## Aim of the exercise
Pick out every line holding the string "which" and copy it.

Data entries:
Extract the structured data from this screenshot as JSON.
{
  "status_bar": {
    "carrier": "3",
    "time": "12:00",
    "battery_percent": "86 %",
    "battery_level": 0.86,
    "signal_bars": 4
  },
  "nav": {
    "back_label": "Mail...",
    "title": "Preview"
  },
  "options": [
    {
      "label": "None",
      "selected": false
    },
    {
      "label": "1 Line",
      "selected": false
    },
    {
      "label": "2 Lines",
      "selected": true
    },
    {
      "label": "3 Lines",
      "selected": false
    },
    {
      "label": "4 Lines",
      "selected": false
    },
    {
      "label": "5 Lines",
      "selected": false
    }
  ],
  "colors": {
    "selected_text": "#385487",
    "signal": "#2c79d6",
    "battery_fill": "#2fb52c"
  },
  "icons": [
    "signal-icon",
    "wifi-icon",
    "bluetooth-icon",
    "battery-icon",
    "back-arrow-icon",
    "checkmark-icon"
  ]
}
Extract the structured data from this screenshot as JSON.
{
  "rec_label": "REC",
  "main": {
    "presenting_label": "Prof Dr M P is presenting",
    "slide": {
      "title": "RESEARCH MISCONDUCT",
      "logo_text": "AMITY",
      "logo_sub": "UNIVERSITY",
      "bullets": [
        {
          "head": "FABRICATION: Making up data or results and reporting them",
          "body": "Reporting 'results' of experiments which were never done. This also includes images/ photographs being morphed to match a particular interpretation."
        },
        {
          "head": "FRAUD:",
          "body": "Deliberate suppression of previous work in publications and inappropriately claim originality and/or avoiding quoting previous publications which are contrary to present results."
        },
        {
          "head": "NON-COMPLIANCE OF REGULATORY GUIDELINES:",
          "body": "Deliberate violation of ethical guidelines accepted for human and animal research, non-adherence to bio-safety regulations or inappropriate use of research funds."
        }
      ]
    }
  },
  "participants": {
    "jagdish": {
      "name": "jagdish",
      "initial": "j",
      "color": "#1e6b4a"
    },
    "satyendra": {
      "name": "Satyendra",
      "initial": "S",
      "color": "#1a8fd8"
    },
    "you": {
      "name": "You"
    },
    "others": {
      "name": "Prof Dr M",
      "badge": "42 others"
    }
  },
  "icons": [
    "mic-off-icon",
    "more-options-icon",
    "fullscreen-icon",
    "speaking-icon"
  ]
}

## Written solution
          "body": "Reporting 'results' of experiments which were never done. This also includes images/ photographs being morphed to match a particular interpretation."
          "body": "Deliberate suppression of previous work in publications and inappropriately claim originality and/or avoiding quoting previous publications which are contrary to present results."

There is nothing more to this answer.